» **Exercise brief**
Count how many lines of the material contain the string "employers", then give that number and nothing more.

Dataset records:
BEGIN
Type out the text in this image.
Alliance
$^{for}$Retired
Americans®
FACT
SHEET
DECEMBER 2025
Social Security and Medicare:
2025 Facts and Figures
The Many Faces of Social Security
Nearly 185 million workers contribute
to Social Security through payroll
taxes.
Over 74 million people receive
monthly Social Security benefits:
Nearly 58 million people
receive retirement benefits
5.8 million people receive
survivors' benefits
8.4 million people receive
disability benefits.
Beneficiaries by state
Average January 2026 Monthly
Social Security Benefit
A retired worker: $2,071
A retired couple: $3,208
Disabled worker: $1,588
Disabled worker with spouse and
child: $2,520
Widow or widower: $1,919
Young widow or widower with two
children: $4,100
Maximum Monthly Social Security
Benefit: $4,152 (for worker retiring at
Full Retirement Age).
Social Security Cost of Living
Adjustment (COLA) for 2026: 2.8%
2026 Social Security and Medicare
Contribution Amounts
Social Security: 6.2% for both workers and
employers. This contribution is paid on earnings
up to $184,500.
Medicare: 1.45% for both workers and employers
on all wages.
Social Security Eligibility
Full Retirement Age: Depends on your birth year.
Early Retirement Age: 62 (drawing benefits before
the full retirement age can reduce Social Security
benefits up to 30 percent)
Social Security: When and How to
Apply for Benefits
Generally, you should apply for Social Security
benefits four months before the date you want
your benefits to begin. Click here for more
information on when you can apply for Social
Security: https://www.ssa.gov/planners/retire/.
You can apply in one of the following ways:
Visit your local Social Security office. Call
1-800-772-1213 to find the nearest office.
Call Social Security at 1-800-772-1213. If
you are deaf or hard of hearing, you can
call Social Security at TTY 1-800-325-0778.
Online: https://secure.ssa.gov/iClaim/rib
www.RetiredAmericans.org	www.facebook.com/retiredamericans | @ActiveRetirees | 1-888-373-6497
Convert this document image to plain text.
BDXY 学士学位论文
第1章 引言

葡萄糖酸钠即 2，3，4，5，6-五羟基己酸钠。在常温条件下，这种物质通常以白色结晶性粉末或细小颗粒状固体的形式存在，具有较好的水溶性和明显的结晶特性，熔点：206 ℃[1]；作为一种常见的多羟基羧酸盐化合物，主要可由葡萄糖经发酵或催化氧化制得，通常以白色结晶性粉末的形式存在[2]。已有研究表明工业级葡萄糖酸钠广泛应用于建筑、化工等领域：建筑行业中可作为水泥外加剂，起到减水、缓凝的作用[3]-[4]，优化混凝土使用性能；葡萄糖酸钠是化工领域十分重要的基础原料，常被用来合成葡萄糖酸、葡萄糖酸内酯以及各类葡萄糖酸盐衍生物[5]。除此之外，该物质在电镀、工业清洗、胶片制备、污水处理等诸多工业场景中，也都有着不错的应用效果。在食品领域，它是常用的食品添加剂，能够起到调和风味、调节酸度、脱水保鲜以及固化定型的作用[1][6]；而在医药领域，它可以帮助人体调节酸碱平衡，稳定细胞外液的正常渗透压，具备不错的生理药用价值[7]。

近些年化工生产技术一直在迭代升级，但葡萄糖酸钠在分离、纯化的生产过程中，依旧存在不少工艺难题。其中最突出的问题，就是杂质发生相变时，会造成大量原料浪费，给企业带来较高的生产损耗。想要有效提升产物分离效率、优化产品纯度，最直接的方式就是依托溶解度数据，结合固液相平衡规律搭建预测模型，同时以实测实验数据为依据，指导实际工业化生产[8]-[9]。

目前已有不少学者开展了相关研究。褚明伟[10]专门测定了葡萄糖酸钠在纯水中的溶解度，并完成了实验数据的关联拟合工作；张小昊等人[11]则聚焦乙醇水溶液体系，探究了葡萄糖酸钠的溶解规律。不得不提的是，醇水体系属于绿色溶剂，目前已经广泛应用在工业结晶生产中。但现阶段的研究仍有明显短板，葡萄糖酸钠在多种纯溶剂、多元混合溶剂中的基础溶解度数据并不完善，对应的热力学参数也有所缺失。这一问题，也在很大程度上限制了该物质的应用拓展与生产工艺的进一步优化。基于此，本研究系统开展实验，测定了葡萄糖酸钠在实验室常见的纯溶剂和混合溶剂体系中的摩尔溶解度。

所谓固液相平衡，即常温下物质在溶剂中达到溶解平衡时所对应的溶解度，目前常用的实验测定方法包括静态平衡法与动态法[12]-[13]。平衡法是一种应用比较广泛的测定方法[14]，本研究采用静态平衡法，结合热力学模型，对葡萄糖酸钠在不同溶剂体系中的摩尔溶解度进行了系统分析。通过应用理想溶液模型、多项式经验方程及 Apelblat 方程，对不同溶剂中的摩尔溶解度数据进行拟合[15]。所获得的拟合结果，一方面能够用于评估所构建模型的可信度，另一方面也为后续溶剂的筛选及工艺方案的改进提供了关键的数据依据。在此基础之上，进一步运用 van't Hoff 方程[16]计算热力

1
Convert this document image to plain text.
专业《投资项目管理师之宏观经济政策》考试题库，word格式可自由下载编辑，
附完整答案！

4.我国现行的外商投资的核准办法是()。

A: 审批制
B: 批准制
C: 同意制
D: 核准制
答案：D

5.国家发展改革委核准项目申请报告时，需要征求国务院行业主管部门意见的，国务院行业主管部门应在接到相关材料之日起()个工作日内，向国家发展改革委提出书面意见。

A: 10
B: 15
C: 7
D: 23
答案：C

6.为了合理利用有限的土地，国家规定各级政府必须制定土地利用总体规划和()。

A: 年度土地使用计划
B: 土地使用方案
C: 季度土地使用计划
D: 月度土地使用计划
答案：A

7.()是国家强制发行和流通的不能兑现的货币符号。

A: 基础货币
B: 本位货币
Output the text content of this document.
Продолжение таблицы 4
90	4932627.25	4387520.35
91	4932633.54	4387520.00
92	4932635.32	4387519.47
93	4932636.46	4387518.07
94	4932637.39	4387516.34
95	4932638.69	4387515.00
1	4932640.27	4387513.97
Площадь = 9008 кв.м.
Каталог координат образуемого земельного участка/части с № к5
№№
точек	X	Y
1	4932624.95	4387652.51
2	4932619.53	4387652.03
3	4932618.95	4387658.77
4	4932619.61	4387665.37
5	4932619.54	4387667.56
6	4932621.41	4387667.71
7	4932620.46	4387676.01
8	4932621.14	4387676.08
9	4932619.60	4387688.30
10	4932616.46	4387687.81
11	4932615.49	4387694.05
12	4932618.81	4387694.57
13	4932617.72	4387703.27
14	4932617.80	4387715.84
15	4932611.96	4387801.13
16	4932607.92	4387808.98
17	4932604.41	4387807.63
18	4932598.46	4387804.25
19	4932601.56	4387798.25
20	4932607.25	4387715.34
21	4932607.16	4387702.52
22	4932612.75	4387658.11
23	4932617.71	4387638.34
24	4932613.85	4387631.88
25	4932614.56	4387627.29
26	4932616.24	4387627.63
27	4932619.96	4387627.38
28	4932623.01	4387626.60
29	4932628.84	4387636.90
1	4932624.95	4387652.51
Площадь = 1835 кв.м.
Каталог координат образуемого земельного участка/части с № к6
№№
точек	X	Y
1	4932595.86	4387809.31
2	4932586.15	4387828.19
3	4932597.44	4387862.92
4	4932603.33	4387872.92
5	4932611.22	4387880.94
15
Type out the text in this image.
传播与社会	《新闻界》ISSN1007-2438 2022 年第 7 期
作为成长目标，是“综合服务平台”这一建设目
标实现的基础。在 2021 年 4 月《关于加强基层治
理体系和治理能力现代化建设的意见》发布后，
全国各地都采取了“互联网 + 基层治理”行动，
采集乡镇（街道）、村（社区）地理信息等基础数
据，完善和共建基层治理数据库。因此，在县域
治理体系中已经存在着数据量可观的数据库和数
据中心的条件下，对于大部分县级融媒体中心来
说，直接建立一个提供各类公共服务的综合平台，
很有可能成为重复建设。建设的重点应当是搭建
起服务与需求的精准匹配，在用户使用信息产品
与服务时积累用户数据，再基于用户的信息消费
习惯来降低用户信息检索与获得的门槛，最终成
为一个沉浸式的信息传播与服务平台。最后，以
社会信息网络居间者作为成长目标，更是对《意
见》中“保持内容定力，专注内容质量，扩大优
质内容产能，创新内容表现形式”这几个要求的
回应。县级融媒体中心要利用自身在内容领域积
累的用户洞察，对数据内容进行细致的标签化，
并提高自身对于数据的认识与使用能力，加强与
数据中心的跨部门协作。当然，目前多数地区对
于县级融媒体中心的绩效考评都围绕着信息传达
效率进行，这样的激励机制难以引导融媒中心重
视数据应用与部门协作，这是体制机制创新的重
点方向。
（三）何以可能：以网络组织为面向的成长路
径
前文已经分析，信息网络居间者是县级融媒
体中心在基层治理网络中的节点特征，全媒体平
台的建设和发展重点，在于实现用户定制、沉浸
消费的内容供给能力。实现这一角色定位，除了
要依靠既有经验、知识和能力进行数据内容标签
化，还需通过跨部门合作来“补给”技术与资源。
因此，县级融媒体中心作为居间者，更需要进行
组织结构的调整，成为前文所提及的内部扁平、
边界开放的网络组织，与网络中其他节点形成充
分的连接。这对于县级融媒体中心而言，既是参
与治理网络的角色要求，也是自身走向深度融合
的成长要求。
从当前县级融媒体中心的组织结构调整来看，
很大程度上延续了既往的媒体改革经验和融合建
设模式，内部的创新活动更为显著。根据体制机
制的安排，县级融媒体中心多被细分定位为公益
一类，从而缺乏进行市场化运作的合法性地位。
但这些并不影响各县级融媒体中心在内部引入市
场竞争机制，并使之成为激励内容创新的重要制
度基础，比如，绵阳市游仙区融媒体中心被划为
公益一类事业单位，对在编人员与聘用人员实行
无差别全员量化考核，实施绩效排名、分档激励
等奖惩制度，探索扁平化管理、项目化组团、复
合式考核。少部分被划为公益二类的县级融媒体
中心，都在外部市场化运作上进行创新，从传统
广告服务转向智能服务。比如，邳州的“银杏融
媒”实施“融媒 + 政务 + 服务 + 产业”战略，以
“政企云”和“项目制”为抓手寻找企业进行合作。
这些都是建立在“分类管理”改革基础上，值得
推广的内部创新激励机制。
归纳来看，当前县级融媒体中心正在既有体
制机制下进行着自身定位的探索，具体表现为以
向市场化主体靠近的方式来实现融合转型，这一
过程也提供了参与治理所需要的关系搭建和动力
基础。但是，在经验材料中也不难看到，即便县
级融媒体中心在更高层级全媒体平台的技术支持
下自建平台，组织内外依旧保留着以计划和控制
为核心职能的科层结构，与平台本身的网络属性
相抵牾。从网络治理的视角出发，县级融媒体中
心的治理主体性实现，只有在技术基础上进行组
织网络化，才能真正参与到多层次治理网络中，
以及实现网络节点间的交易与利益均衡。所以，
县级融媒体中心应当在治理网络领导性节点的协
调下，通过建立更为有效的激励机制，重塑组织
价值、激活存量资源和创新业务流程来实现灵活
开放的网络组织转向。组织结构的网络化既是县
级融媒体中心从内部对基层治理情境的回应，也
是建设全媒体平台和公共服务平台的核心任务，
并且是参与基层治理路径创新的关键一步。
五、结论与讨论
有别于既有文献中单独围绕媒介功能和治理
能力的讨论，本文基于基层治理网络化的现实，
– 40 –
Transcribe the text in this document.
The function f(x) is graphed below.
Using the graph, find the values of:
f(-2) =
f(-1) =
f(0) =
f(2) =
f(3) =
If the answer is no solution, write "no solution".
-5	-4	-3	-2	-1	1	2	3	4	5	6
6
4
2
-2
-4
END
» **Solution**
2